* Written instruction *
Omit every picture, then give all the entries again exactly.

Excerpts from a figure dataset
━━━━━━━━━━━━━━━━

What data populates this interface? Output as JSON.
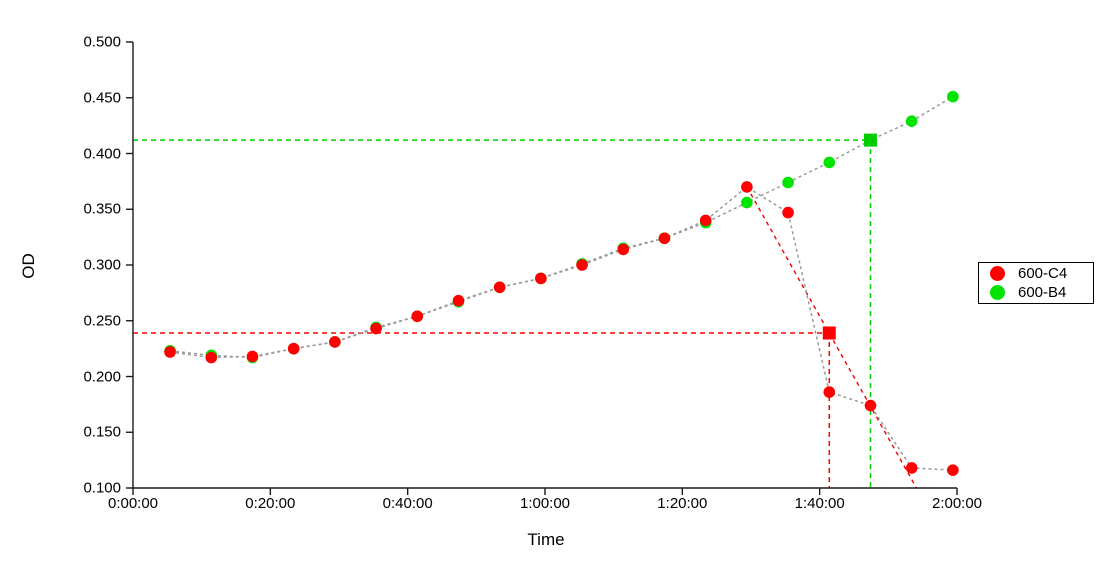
{
  "chart_data": {
    "type": "scatter",
    "title": "",
    "xlabel": "Time",
    "ylabel": "OD",
    "x_unit": "minutes",
    "xlim": [
      0,
      120
    ],
    "ylim": [
      0.1,
      0.5
    ],
    "grid": false,
    "x_ticks": {
      "values": [
        0,
        20,
        40,
        60,
        80,
        100,
        120
      ],
      "labels": [
        "0:00:00",
        "0:20:00",
        "0:40:00",
        "1:00:00",
        "1:20:00",
        "1:40:00",
        "2:00:00"
      ]
    },
    "y_ticks": {
      "values": [
        0.1,
        0.15,
        0.2,
        0.25,
        0.3,
        0.35,
        0.4,
        0.45,
        0.5
      ],
      "labels": [
        "0.100",
        "0.150",
        "0.200",
        "0.250",
        "0.300",
        "0.350",
        "0.400",
        "0.450",
        "0.500"
      ]
    },
    "connector_color": "#9a9a9a",
    "series": [
      {
        "name": "600-B4",
        "color": "#00e400",
        "marker": "circle",
        "square_marker_index": 17,
        "x": [
          5.4,
          11.4,
          17.4,
          23.4,
          29.4,
          35.4,
          41.4,
          47.4,
          53.4,
          59.4,
          65.4,
          71.4,
          77.4,
          83.4,
          89.4,
          95.4,
          101.4,
          107.4,
          113.4,
          119.4
        ],
        "y": [
          0.223,
          0.219,
          0.217,
          0.225,
          0.231,
          0.244,
          0.254,
          0.267,
          0.28,
          0.288,
          0.301,
          0.315,
          0.324,
          0.338,
          0.356,
          0.374,
          0.392,
          0.412,
          0.429,
          0.451
        ]
      },
      {
        "name": "600-C4",
        "color": "#ff0000",
        "marker": "circle",
        "square_marker_index": null,
        "x": [
          5.4,
          11.4,
          17.4,
          23.4,
          29.4,
          35.4,
          41.4,
          47.4,
          53.4,
          59.4,
          65.4,
          71.4,
          77.4,
          83.4,
          89.4,
          95.4,
          101.4,
          107.4,
          113.4,
          119.4
        ],
        "y": [
          0.222,
          0.217,
          0.218,
          0.225,
          0.231,
          0.243,
          0.254,
          0.268,
          0.28,
          0.288,
          0.3,
          0.314,
          0.324,
          0.34,
          0.37,
          0.347,
          0.186,
          0.174,
          0.118,
          0.116
        ]
      }
    ],
    "annotations": {
      "green_crosshair": {
        "color": "#00cc00",
        "x": 107.4,
        "y": 0.412,
        "marker": "square"
      },
      "red_crosshair": {
        "color": "#ff0000",
        "x": 101.4,
        "y": 0.239,
        "marker": "square"
      },
      "red_trend_line": {
        "color": "#ee0000",
        "x1": 89.4,
        "y1": 0.37,
        "x2": 114.1,
        "y2": 0.1
      }
    },
    "legend": {
      "position": "right",
      "items": [
        "600-C4",
        "600-B4"
      ],
      "item_colors": [
        "#ff0000",
        "#00e400"
      ]
    }
  }
}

━━━━━━━━━━━━━━━━

* The result *
What data populates this interface? Output as JSON.
{
  "chart_data": {
    "type": "scatter",
    "title": "",
    "xlabel": "Time",
    "ylabel": "OD",
    "x_unit": "minutes",
    "xlim": [
      0,
      120
    ],
    "ylim": [
      0.1,
      0.5
    ],
    "grid": false,
    "x_ticks": {
      "values": [
        0,
        20,
        40,
        60,
        80,
        100,
        120
      ],
      "labels": [
        "0:00:00",
        "0:20:00",
        "0:40:00",
        "1:00:00",
        "1:20:00",
        "1:40:00",
        "2:00:00"
      ]
    },
    "y_ticks": {
      "values": [
        0.1,
        0.15,
        0.2,
        0.25,
        0.3,
        0.35,
        0.4,
        0.45,
        0.5
      ],
      "labels": [
        "0.100",
        "0.150",
        "0.200",
        "0.250",
        "0.300",
        "0.350",
        "0.400",
        "0.450",
        "0.500"
      ]
    },
    "connector_color": "#9a9a9a",
    "series": [
      {
        "name": "600-B4",
        "color": "#00e400",
        "marker": "circle",
        "square_marker_index": 17,
        "x": [
          5.4,
          11.4,
          17.4,
          23.4,
          29.4,
          35.4,
          41.4,
          47.4,
          53.4,
          59.4,
          65.4,
          71.4,
          77.4,
          83.4,
          89.4,
          95.4,
          101.4,
          107.4,
          113.4,
          119.4
        ],
        "y": [
          0.223,
          0.219,
          0.217,
          0.225,
          0.231,
          0.244,
          0.254,
          0.267,
          0.28,
          0.288,
          0.301,
          0.315,
          0.324,
          0.338,
          0.356,
          0.374,
          0.392,
          0.412,
          0.429,
          0.451
        ]
      },
      {
        "name": "600-C4",
        "color": "#ff0000",
        "marker": "circle",
        "square_marker_index": null,
        "x": [
          5.4,
          11.4,
          17.4,
          23.4,
          29.4,
          35.4,
          41.4,
          47.4,
          53.4,
          59.4,
          65.4,
          71.4,
          77.4,
          83.4,
          89.4,
          95.4,
          101.4,
          107.4,
          113.4,
          119.4
        ],
        "y": [
          0.222,
          0.217,
          0.218,
          0.225,
          0.231,
          0.243,
          0.254,
          0.268,
          0.28,
          0.288,
          0.3,
          0.314,
          0.324,
          0.34,
          0.37,
          0.347,
          0.186,
          0.174,
          0.118,
          0.116
        ]
      }
    ],
    "annotations": {
      "green_crosshair": {
        "color": "#00cc00",
        "x": 107.4,
        "y": 0.412,
        "marker": "square"
      },
      "red_crosshair": {
        "color": "#ff0000",
        "x": 101.4,
        "y": 0.239,
        "marker": "square"
      },
      "red_trend_line": {
        "color": "#ee0000",
        "x1": 89.4,
        "y1": 0.37,
        "x2": 114.1,
        "y2": 0.1
      }
    },
    "legend": {
      "position": "right",
      "items": [
        "600-C4",
        "600-B4"
      ],
      "item_colors": [
        "#ff0000",
        "#00e400"
      ]
    }
  }
}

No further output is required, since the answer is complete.